** Given instruction **
Find every line below that contains the word "this" and copy it out.

** Given information **
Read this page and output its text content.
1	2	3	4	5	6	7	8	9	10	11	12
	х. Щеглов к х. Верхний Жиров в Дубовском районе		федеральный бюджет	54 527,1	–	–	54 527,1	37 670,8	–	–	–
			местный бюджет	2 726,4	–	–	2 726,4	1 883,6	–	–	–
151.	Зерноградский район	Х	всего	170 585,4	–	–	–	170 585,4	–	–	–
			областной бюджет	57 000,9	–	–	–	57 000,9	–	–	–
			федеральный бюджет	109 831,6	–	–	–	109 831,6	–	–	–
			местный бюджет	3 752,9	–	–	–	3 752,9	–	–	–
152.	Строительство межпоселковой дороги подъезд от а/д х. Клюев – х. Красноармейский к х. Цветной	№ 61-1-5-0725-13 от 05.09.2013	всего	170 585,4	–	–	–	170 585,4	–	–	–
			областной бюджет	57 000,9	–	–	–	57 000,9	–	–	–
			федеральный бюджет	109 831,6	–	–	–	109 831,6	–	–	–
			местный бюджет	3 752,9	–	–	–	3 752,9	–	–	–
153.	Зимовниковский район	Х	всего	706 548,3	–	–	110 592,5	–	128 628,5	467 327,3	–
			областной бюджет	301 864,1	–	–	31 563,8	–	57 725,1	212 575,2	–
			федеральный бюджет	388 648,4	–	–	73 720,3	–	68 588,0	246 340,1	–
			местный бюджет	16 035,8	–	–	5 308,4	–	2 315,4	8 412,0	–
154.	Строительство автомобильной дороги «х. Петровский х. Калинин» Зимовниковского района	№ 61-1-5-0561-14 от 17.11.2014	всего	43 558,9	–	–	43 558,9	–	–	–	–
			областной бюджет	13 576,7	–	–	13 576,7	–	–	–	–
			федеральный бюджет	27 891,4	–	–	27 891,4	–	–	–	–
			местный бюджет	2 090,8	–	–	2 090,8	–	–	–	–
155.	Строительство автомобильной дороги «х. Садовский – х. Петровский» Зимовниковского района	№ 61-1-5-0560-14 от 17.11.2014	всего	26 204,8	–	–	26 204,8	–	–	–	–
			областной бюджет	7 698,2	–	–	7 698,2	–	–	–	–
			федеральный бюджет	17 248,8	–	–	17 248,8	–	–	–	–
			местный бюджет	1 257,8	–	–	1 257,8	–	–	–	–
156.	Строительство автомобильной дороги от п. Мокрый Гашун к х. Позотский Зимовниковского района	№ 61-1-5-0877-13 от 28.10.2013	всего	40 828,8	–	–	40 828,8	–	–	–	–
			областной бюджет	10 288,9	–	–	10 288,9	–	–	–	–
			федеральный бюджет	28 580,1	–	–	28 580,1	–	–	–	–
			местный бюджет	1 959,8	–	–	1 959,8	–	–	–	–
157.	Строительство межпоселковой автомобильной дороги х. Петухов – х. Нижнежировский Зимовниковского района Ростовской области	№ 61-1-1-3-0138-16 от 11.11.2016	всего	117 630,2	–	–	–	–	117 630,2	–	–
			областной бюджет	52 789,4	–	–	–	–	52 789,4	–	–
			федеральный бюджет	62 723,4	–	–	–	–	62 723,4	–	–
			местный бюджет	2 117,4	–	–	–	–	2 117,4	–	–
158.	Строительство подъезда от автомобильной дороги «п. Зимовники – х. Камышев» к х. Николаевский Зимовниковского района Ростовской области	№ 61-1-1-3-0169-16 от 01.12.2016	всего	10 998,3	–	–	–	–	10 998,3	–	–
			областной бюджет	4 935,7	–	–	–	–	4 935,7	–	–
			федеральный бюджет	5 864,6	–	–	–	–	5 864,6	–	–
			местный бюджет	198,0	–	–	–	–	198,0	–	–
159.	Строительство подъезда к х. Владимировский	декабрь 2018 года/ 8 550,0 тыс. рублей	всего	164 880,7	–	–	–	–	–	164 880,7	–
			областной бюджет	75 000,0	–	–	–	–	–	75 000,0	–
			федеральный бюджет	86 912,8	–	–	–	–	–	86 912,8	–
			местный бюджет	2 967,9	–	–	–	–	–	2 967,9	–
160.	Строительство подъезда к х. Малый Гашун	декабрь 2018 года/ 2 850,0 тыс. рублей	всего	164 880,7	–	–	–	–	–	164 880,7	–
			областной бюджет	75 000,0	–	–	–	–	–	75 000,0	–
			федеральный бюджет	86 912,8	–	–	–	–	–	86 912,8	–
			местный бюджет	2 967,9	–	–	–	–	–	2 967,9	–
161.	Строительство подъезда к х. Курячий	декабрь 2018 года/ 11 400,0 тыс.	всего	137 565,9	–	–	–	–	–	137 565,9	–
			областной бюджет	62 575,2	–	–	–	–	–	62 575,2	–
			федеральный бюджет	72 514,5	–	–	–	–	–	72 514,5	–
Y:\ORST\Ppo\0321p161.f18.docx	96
* * *
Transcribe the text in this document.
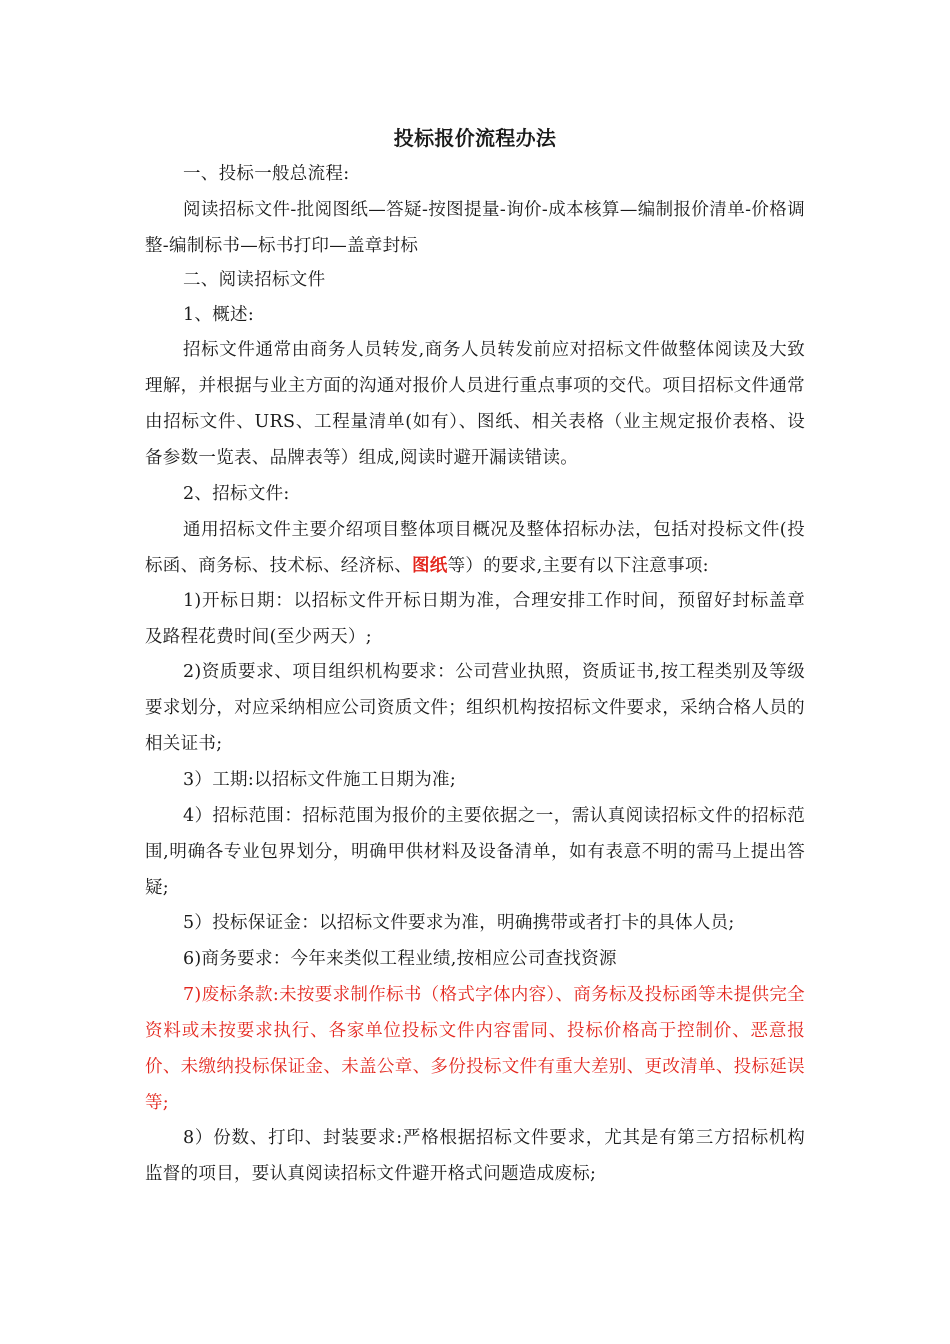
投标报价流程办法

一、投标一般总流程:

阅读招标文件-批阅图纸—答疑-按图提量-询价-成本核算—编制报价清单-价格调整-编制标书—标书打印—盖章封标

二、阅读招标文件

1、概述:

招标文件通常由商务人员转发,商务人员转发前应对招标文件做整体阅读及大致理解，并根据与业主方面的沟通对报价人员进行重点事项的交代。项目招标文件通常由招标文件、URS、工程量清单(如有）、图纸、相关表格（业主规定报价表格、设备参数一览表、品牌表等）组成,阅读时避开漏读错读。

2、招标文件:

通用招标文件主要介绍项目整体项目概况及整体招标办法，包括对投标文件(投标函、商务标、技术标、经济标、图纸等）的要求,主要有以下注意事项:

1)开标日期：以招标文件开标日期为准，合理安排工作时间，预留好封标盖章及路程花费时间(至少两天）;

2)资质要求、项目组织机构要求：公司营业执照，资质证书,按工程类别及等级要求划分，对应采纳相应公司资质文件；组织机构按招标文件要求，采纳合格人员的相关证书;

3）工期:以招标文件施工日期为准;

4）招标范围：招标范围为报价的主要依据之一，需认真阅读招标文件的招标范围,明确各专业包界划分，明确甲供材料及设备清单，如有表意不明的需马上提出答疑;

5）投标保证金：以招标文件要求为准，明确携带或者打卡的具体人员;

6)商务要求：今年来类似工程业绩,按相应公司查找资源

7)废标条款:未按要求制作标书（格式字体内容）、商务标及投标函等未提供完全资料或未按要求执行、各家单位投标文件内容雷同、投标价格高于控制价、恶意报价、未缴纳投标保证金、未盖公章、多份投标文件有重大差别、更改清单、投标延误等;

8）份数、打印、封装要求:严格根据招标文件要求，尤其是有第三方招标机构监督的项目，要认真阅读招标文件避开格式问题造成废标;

** Written reply **
Read this page and output its text content.
Transcribe the text in this document.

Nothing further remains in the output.